Write out each line exactly as given. Leave the pictures out of your copy.

— START OF EXCERPTED RECORDS —

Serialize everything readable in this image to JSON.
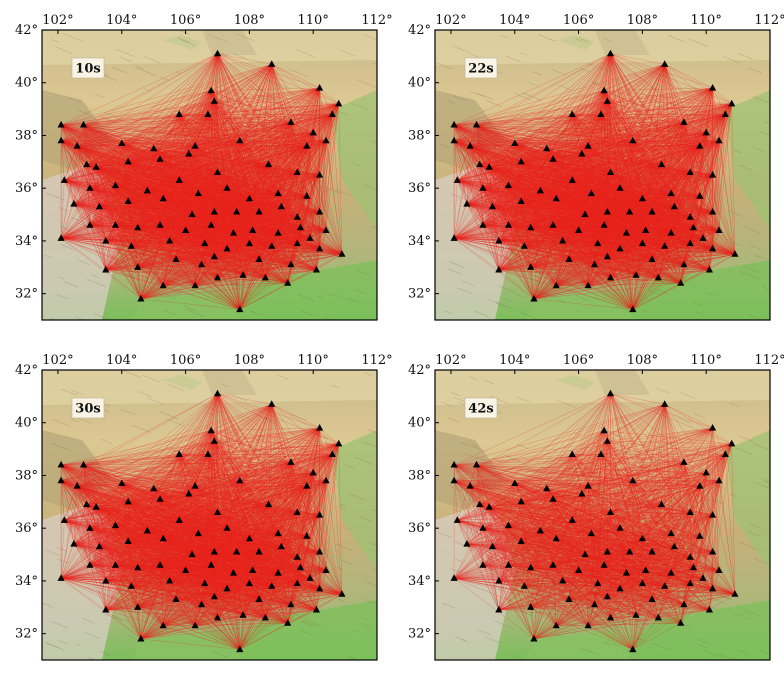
{
  "figure": {
    "x_ticks": [
      "102°",
      "104°",
      "106°",
      "108°",
      "110°",
      "112°"
    ],
    "y_ticks": [
      "42°",
      "40°",
      "38°",
      "36°",
      "34°",
      "32°"
    ],
    "lon_range": [
      101.5,
      112.0
    ],
    "lat_range": [
      31.0,
      42.0
    ],
    "path_color": "#e8231c",
    "station_color": "#000000",
    "panels": [
      {
        "label": "10s",
        "path_density": 1.0
      },
      {
        "label": "22s",
        "path_density": 1.0
      },
      {
        "label": "30s",
        "path_density": 0.9
      },
      {
        "label": "42s",
        "path_density": 0.55
      }
    ]
  }
}
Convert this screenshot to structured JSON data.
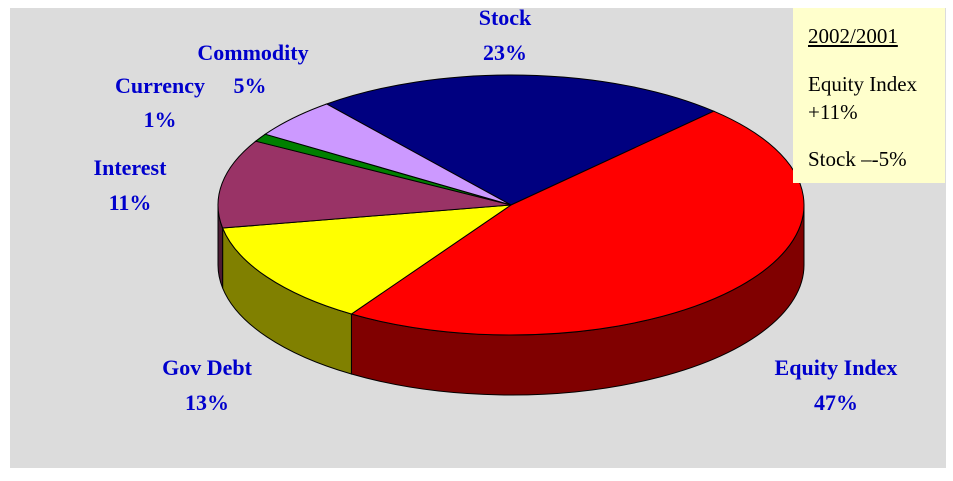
{
  "chart_data": {
    "type": "pie3d",
    "categories": [
      "Stock",
      "Equity Index",
      "Gov Debt",
      "Interest",
      "Currency",
      "Commodity"
    ],
    "values": [
      23,
      47,
      13,
      11,
      1,
      5
    ],
    "value_labels": [
      "23%",
      "47%",
      "13%",
      "11%",
      "1%",
      "5%"
    ],
    "colors": [
      "#000080",
      "#ff0000",
      "#ffff00",
      "#993366",
      "#008000",
      "#cc99ff"
    ],
    "annotation": {
      "title": "2002/2001",
      "lines": [
        "Equity Index +11%",
        "Stock –-5%"
      ]
    }
  }
}
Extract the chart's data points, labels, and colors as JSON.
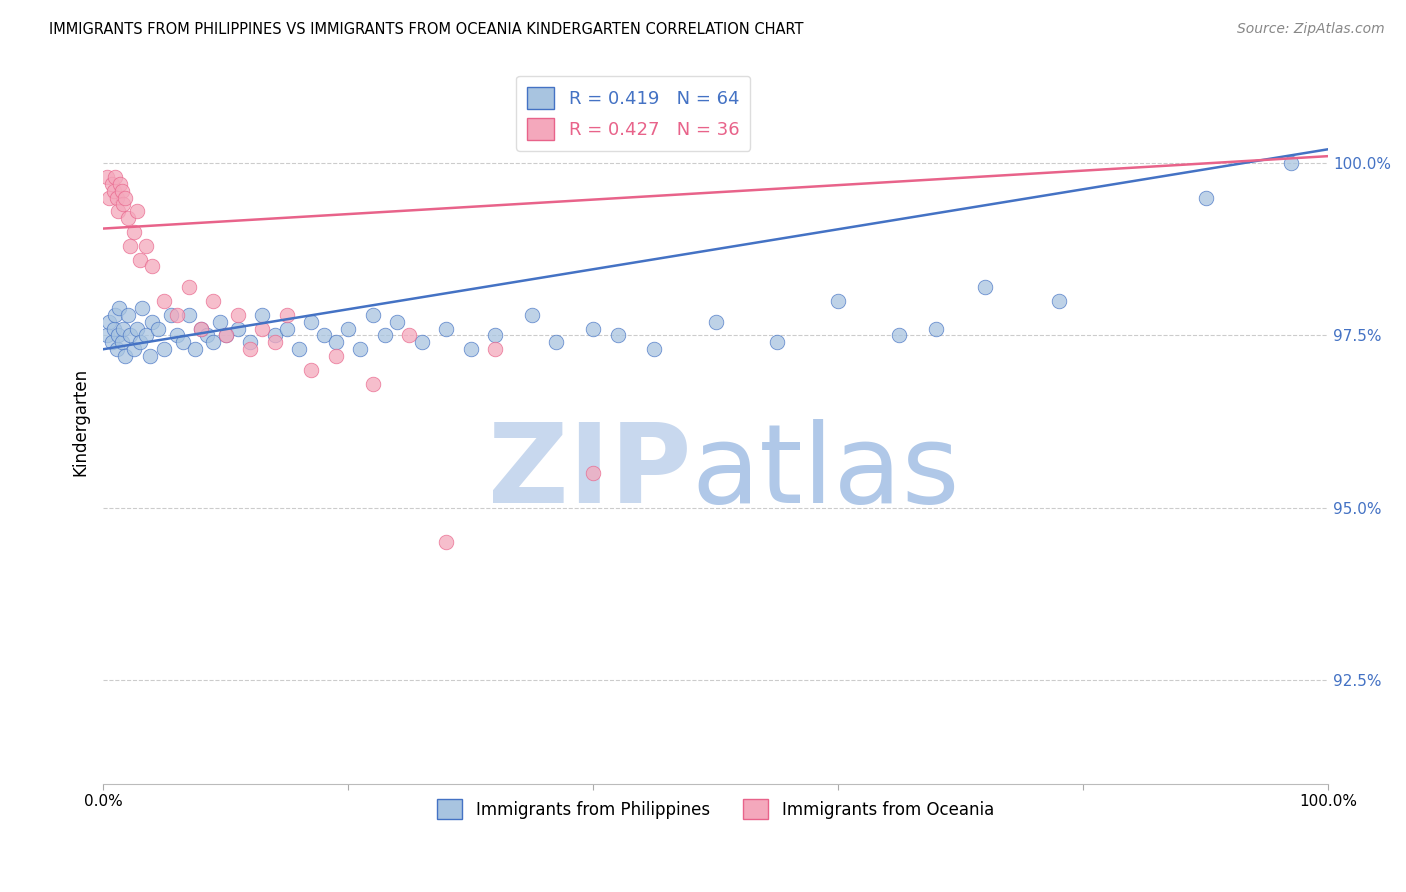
{
  "title": "IMMIGRANTS FROM PHILIPPINES VS IMMIGRANTS FROM OCEANIA KINDERGARTEN CORRELATION CHART",
  "source": "Source: ZipAtlas.com",
  "ylabel": "Kindergarten",
  "xmin": 0.0,
  "xmax": 100.0,
  "ymin": 91.0,
  "ymax": 101.5,
  "yticks": [
    92.5,
    95.0,
    97.5,
    100.0
  ],
  "ytick_labels": [
    "92.5%",
    "95.0%",
    "97.5%",
    "100.0%"
  ],
  "blue_line_color": "#4472c4",
  "pink_line_color": "#e8638a",
  "blue_scatter_color": "#a8c4e0",
  "pink_scatter_color": "#f4a8bc",
  "blue_line_start_y": 97.3,
  "blue_line_end_y": 100.2,
  "pink_line_start_y": 99.05,
  "pink_line_end_y": 100.1,
  "legend_entries": [
    {
      "label": "Immigrants from Philippines",
      "R": 0.419,
      "N": 64
    },
    {
      "label": "Immigrants from Oceania",
      "R": 0.427,
      "N": 36
    }
  ],
  "watermark_zip_color": "#c8d8ee",
  "watermark_atlas_color": "#b0c8e8",
  "background_color": "#ffffff",
  "grid_color": "#cccccc",
  "blue_x": [
    0.3,
    0.5,
    0.7,
    0.9,
    1.0,
    1.1,
    1.2,
    1.3,
    1.5,
    1.6,
    1.8,
    2.0,
    2.2,
    2.5,
    2.8,
    3.0,
    3.2,
    3.5,
    3.8,
    4.0,
    4.5,
    5.0,
    5.5,
    6.0,
    6.5,
    7.0,
    7.5,
    8.0,
    8.5,
    9.0,
    9.5,
    10.0,
    11.0,
    12.0,
    13.0,
    14.0,
    15.0,
    16.0,
    17.0,
    18.0,
    19.0,
    20.0,
    21.0,
    22.0,
    23.0,
    24.0,
    26.0,
    28.0,
    30.0,
    32.0,
    35.0,
    37.0,
    40.0,
    42.0,
    45.0,
    50.0,
    55.0,
    60.0,
    65.0,
    68.0,
    72.0,
    78.0,
    90.0,
    97.0
  ],
  "blue_y": [
    97.5,
    97.7,
    97.4,
    97.6,
    97.8,
    97.3,
    97.5,
    97.9,
    97.4,
    97.6,
    97.2,
    97.8,
    97.5,
    97.3,
    97.6,
    97.4,
    97.9,
    97.5,
    97.2,
    97.7,
    97.6,
    97.3,
    97.8,
    97.5,
    97.4,
    97.8,
    97.3,
    97.6,
    97.5,
    97.4,
    97.7,
    97.5,
    97.6,
    97.4,
    97.8,
    97.5,
    97.6,
    97.3,
    97.7,
    97.5,
    97.4,
    97.6,
    97.3,
    97.8,
    97.5,
    97.7,
    97.4,
    97.6,
    97.3,
    97.5,
    97.8,
    97.4,
    97.6,
    97.5,
    97.3,
    97.7,
    97.4,
    98.0,
    97.5,
    97.6,
    98.2,
    98.0,
    99.5,
    100.0
  ],
  "pink_x": [
    0.3,
    0.5,
    0.7,
    0.9,
    1.0,
    1.1,
    1.2,
    1.4,
    1.5,
    1.6,
    1.8,
    2.0,
    2.2,
    2.5,
    2.8,
    3.0,
    3.5,
    4.0,
    5.0,
    6.0,
    7.0,
    8.0,
    9.0,
    10.0,
    11.0,
    12.0,
    13.0,
    14.0,
    15.0,
    17.0,
    19.0,
    22.0,
    25.0,
    28.0,
    32.0,
    40.0
  ],
  "pink_y": [
    99.8,
    99.5,
    99.7,
    99.6,
    99.8,
    99.5,
    99.3,
    99.7,
    99.6,
    99.4,
    99.5,
    99.2,
    98.8,
    99.0,
    99.3,
    98.6,
    98.8,
    98.5,
    98.0,
    97.8,
    98.2,
    97.6,
    98.0,
    97.5,
    97.8,
    97.3,
    97.6,
    97.4,
    97.8,
    97.0,
    97.2,
    96.8,
    97.5,
    94.5,
    97.3,
    95.5
  ]
}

— END OF EXCERPTED RECORDS —

» FINISHED TASK:
Serialize everything readable in this image to JSON.
{
  "figure": {
    "x_ticks": [
      "102°",
      "104°",
      "106°",
      "108°",
      "110°",
      "112°"
    ],
    "y_ticks": [
      "42°",
      "40°",
      "38°",
      "36°",
      "34°",
      "32°"
    ],
    "lon_range": [
      101.5,
      112.0
    ],
    "lat_range": [
      31.0,
      42.0
    ],
    "path_color": "#e8231c",
    "station_color": "#000000",
    "panels": [
      {
        "label": "10s",
        "path_density": 1.0
      },
      {
        "label": "22s",
        "path_density": 1.0
      },
      {
        "label": "30s",
        "path_density": 0.9
      },
      {
        "label": "42s",
        "path_density": 0.55
      }
    ]
  }
}
Convert this screenshot to structured JSON data.
{
  "chart_data": {
    "type": "pie3d",
    "categories": [
      "Stock",
      "Equity Index",
      "Gov Debt",
      "Interest",
      "Currency",
      "Commodity"
    ],
    "values": [
      23,
      47,
      13,
      11,
      1,
      5
    ],
    "value_labels": [
      "23%",
      "47%",
      "13%",
      "11%",
      "1%",
      "5%"
    ],
    "colors": [
      "#000080",
      "#ff0000",
      "#ffff00",
      "#993366",
      "#008000",
      "#cc99ff"
    ],
    "annotation": {
      "title": "2002/2001",
      "lines": [
        "Equity Index +11%",
        "Stock –-5%"
      ]
    }
  }
}
Extract the chart's data points, labels, and colors as JSON.
{
  "title": "IMMIGRANTS FROM PHILIPPINES VS IMMIGRANTS FROM OCEANIA KINDERGARTEN CORRELATION CHART",
  "source": "Source: ZipAtlas.com",
  "ylabel": "Kindergarten",
  "xmin": 0.0,
  "xmax": 100.0,
  "ymin": 91.0,
  "ymax": 101.5,
  "yticks": [
    92.5,
    95.0,
    97.5,
    100.0
  ],
  "ytick_labels": [
    "92.5%",
    "95.0%",
    "97.5%",
    "100.0%"
  ],
  "blue_line_color": "#4472c4",
  "pink_line_color": "#e8638a",
  "blue_scatter_color": "#a8c4e0",
  "pink_scatter_color": "#f4a8bc",
  "blue_line_start_y": 97.3,
  "blue_line_end_y": 100.2,
  "pink_line_start_y": 99.05,
  "pink_line_end_y": 100.1,
  "legend_entries": [
    {
      "label": "Immigrants from Philippines",
      "R": 0.419,
      "N": 64
    },
    {
      "label": "Immigrants from Oceania",
      "R": 0.427,
      "N": 36
    }
  ],
  "watermark_zip_color": "#c8d8ee",
  "watermark_atlas_color": "#b0c8e8",
  "background_color": "#ffffff",
  "grid_color": "#cccccc",
  "blue_x": [
    0.3,
    0.5,
    0.7,
    0.9,
    1.0,
    1.1,
    1.2,
    1.3,
    1.5,
    1.6,
    1.8,
    2.0,
    2.2,
    2.5,
    2.8,
    3.0,
    3.2,
    3.5,
    3.8,
    4.0,
    4.5,
    5.0,
    5.5,
    6.0,
    6.5,
    7.0,
    7.5,
    8.0,
    8.5,
    9.0,
    9.5,
    10.0,
    11.0,
    12.0,
    13.0,
    14.0,
    15.0,
    16.0,
    17.0,
    18.0,
    19.0,
    20.0,
    21.0,
    22.0,
    23.0,
    24.0,
    26.0,
    28.0,
    30.0,
    32.0,
    35.0,
    37.0,
    40.0,
    42.0,
    45.0,
    50.0,
    55.0,
    60.0,
    65.0,
    68.0,
    72.0,
    78.0,
    90.0,
    97.0
  ],
  "blue_y": [
    97.5,
    97.7,
    97.4,
    97.6,
    97.8,
    97.3,
    97.5,
    97.9,
    97.4,
    97.6,
    97.2,
    97.8,
    97.5,
    97.3,
    97.6,
    97.4,
    97.9,
    97.5,
    97.2,
    97.7,
    97.6,
    97.3,
    97.8,
    97.5,
    97.4,
    97.8,
    97.3,
    97.6,
    97.5,
    97.4,
    97.7,
    97.5,
    97.6,
    97.4,
    97.8,
    97.5,
    97.6,
    97.3,
    97.7,
    97.5,
    97.4,
    97.6,
    97.3,
    97.8,
    97.5,
    97.7,
    97.4,
    97.6,
    97.3,
    97.5,
    97.8,
    97.4,
    97.6,
    97.5,
    97.3,
    97.7,
    97.4,
    98.0,
    97.5,
    97.6,
    98.2,
    98.0,
    99.5,
    100.0
  ],
  "pink_x": [
    0.3,
    0.5,
    0.7,
    0.9,
    1.0,
    1.1,
    1.2,
    1.4,
    1.5,
    1.6,
    1.8,
    2.0,
    2.2,
    2.5,
    2.8,
    3.0,
    3.5,
    4.0,
    5.0,
    6.0,
    7.0,
    8.0,
    9.0,
    10.0,
    11.0,
    12.0,
    13.0,
    14.0,
    15.0,
    17.0,
    19.0,
    22.0,
    25.0,
    28.0,
    32.0,
    40.0
  ],
  "pink_y": [
    99.8,
    99.5,
    99.7,
    99.6,
    99.8,
    99.5,
    99.3,
    99.7,
    99.6,
    99.4,
    99.5,
    99.2,
    98.8,
    99.0,
    99.3,
    98.6,
    98.8,
    98.5,
    98.0,
    97.8,
    98.2,
    97.6,
    98.0,
    97.5,
    97.8,
    97.3,
    97.6,
    97.4,
    97.8,
    97.0,
    97.2,
    96.8,
    97.5,
    94.5,
    97.3,
    95.5
  ]
}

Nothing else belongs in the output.